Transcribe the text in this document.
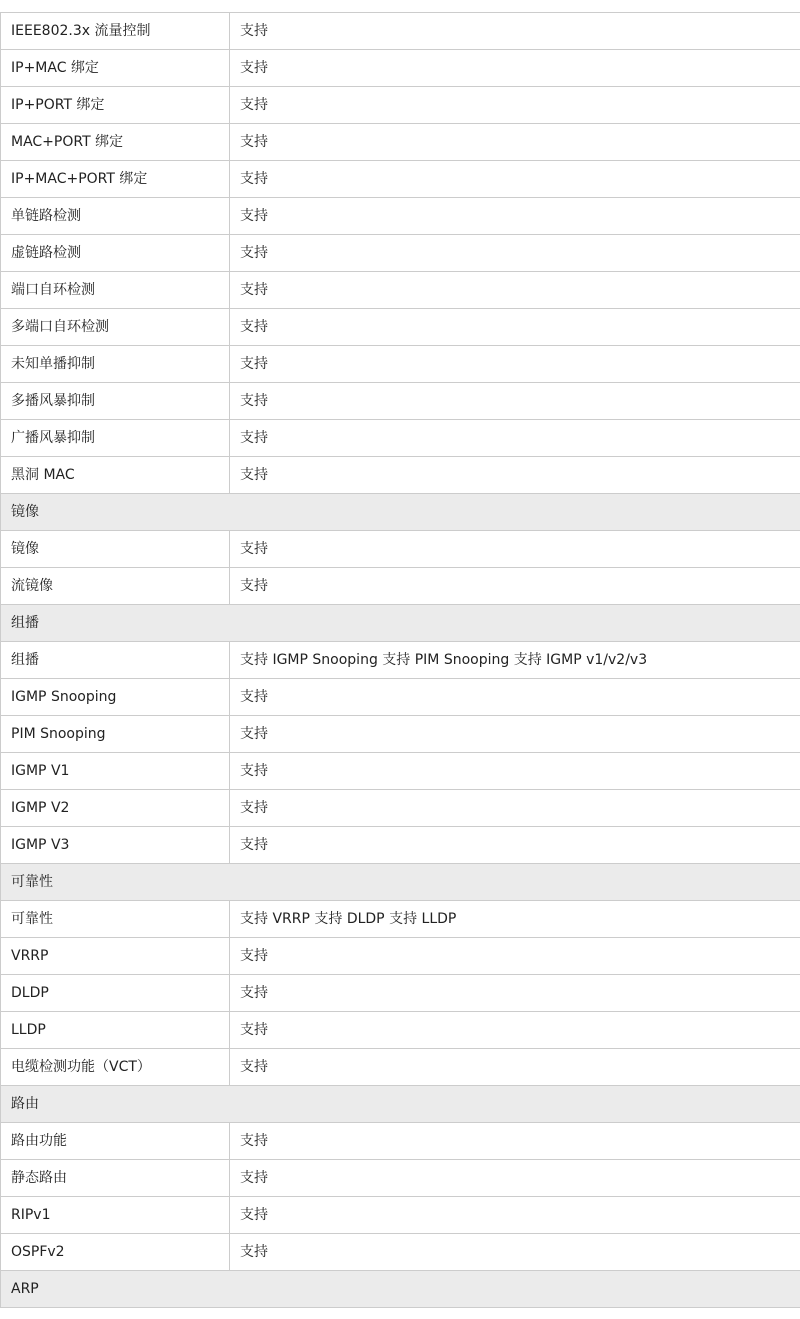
IEEE802.3x 流量控制	支持
IP+MAC 绑定	支持
IP+PORT 绑定	支持
MAC+PORT 绑定	支持
IP+MAC+PORT 绑定	支持
单链路检测	支持
虚链路检测	支持
端口自环检测	支持
多端口自环检测	支持
未知单播抑制	支持
多播风暴抑制	支持
广播风暴抑制	支持
黑洞 MAC	支持
镜像	
镜像	支持
流镜像	支持
组播	
组播	支持 IGMP Snooping 支持 PIM Snooping 支持 IGMP v1/v2/v3
IGMP Snooping	支持
PIM Snooping	支持
IGMP V1	支持
IGMP V2	支持
IGMP V3	支持
可靠性	
可靠性	支持 VRRP 支持 DLDP 支持 LLDP
VRRP	支持
DLDP	支持
LLDP	支持
电缆检测功能（VCT）	支持
路由	
路由功能	支持
静态路由	支持
RIPv1	支持
OSPFv2	支持
ARP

Task brief: Give back the entries verbatim. Do not include any picture.

The answer:
Transcribe the text in this document.
IEEE802.3x 流量控制	支持
IP+MAC 绑定	支持
IP+PORT 绑定	支持
MAC+PORT 绑定	支持
IP+MAC+PORT 绑定	支持
单链路检测	支持
虚链路检测	支持
端口自环检测	支持
多端口自环检测	支持
未知单播抑制	支持
多播风暴抑制	支持
广播风暴抑制	支持
黑洞 MAC	支持
镜像	
镜像	支持
流镜像	支持
组播	
组播	支持 IGMP Snooping 支持 PIM Snooping 支持 IGMP v1/v2/v3
IGMP Snooping	支持
PIM Snooping	支持
IGMP V1	支持
IGMP V2	支持
IGMP V3	支持
可靠性	
可靠性	支持 VRRP 支持 DLDP 支持 LLDP
VRRP	支持
DLDP	支持
LLDP	支持
电缆检测功能（VCT）	支持
路由	
路由功能	支持
静态路由	支持
RIPv1	支持
OSPFv2	支持
ARP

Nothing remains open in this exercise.